Auszuführende Aufgabe:
Setze den Ausgangstext über die Syrien-Resolution der UN-Vollversammlung im Anschluss an seinen letzten Satz fort.

New York Die UN-Vollversammlung hat dem UN-Sicherheitsrat Versagen im Syrien-Konflikt vorgeworfen. Mit großer Mehrheit verabschiedete die Vollversammlung am Freitag eine Resolution, die dem Sicherheitsrat Untätigkeit in dem Konflikt vorwirft und einen raschen Machtwechsel in dem Land gefordert. Die Erklärung war von einer Gruppe arabischer Staaten eingebracht worden.

Diplomaten begrüßten den Text als „starkes Signal“, aber da er nicht bindend ist, dürfte er wohl trotzdem ohne größere Wirkung verpuffen.

Datensätze:
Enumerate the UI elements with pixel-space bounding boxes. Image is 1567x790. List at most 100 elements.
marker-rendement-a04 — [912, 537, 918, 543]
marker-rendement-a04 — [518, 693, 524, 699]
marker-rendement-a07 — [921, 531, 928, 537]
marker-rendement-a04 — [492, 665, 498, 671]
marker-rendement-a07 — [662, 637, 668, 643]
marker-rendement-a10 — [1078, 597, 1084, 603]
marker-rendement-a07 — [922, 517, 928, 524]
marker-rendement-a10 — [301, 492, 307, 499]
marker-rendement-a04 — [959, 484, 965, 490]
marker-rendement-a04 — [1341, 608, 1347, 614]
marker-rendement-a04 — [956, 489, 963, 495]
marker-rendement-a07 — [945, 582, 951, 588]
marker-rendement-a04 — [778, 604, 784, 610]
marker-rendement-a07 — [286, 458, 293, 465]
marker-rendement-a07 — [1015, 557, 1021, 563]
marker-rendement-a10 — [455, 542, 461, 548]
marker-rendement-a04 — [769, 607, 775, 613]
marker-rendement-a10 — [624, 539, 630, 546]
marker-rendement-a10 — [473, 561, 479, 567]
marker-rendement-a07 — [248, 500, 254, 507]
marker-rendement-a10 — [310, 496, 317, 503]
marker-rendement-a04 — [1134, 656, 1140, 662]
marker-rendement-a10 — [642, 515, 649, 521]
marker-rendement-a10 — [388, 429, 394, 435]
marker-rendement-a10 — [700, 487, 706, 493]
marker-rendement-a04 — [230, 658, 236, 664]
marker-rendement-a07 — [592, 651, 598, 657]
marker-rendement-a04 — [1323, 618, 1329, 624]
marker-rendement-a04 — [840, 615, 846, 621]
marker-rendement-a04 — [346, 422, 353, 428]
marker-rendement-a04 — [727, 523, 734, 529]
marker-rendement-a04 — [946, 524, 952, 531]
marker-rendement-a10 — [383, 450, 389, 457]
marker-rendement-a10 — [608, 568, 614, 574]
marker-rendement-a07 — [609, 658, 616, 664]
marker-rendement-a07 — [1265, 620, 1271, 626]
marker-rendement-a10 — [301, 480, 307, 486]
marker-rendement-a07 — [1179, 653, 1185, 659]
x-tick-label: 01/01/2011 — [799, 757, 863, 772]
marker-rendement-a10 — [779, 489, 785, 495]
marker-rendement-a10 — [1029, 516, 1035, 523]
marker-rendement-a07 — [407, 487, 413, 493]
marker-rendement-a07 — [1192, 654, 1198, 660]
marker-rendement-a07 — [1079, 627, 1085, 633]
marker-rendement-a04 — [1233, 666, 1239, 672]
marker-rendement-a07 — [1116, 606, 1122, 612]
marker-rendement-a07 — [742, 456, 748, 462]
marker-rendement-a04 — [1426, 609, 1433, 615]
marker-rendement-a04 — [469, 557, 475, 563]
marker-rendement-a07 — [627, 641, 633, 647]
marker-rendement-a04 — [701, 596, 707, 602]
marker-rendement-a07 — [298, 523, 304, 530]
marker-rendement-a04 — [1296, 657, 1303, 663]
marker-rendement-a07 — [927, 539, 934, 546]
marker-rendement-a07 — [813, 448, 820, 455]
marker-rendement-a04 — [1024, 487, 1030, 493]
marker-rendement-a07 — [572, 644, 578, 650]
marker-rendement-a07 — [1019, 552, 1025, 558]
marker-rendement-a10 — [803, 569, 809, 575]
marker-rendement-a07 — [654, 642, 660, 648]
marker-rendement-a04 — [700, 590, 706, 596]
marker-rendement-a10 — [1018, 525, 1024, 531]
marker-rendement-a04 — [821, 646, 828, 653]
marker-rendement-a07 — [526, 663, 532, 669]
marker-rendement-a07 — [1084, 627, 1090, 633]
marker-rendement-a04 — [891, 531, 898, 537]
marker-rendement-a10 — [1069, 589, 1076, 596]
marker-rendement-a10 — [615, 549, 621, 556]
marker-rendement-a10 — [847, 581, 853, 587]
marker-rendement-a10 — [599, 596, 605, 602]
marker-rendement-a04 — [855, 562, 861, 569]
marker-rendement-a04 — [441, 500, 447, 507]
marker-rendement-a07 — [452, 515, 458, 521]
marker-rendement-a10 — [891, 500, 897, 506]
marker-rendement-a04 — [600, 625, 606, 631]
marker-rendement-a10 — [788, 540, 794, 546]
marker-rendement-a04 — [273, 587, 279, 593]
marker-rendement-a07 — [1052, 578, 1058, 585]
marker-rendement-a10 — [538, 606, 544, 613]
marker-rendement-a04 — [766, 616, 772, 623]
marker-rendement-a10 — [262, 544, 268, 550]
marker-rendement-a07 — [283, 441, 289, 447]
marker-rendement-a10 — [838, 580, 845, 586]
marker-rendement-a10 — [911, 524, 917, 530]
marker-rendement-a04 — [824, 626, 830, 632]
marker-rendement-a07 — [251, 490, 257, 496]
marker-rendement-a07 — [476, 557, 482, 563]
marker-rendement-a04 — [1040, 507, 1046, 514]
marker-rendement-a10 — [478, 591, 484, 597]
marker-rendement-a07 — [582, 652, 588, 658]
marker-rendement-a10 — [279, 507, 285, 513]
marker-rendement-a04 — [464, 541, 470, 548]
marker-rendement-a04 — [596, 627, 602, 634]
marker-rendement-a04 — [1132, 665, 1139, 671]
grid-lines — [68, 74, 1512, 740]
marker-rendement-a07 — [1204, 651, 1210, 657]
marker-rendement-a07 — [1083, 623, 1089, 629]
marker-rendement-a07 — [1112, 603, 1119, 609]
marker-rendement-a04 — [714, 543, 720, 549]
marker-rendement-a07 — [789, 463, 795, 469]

Erwartete Ausgabe:
Der Sicherheitsrat - als einziges Gremium, das bindende Resolutionen verabschieden und beispielsweise Sanktionen verhängen kann - ist nach mehreren Doppelvetos von Russland und China gegen schärfere Resolutionsentwürfe vollkommen blockiert. Auch von der Vollversammlung gab es dafür heftige Kritik: Das Versagen des Sicherheitsrats, sich auf weitere Schritte zu einigen, wurde in der am Freitag verabschiedeten Resolution offiziell „tief bedauert“.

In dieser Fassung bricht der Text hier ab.